── DATA FOR THIS TASK

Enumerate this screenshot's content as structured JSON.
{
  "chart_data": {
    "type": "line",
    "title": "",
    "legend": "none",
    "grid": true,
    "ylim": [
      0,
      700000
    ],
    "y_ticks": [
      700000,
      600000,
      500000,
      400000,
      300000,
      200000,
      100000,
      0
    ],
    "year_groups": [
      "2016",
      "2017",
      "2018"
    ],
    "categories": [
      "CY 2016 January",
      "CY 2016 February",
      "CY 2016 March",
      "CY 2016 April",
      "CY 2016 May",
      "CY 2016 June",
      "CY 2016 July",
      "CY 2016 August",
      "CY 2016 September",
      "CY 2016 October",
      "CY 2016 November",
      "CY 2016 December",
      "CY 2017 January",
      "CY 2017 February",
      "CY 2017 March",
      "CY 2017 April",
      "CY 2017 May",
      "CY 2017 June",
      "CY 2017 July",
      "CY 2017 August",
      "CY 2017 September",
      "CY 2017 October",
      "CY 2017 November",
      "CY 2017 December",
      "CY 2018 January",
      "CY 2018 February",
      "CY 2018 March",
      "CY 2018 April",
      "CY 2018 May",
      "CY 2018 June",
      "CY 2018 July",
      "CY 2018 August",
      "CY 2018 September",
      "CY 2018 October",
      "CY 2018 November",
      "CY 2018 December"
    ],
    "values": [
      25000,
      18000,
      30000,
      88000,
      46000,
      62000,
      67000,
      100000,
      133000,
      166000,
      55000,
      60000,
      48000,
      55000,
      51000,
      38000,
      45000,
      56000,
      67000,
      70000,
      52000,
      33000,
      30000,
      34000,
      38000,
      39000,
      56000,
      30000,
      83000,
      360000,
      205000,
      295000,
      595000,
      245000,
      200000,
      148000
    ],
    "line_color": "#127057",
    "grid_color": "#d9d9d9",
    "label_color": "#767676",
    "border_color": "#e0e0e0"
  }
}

────

* _AIM_: Only the number is wanted: how many lines contain the string "March"?

* _TASK SOLUTION_: 3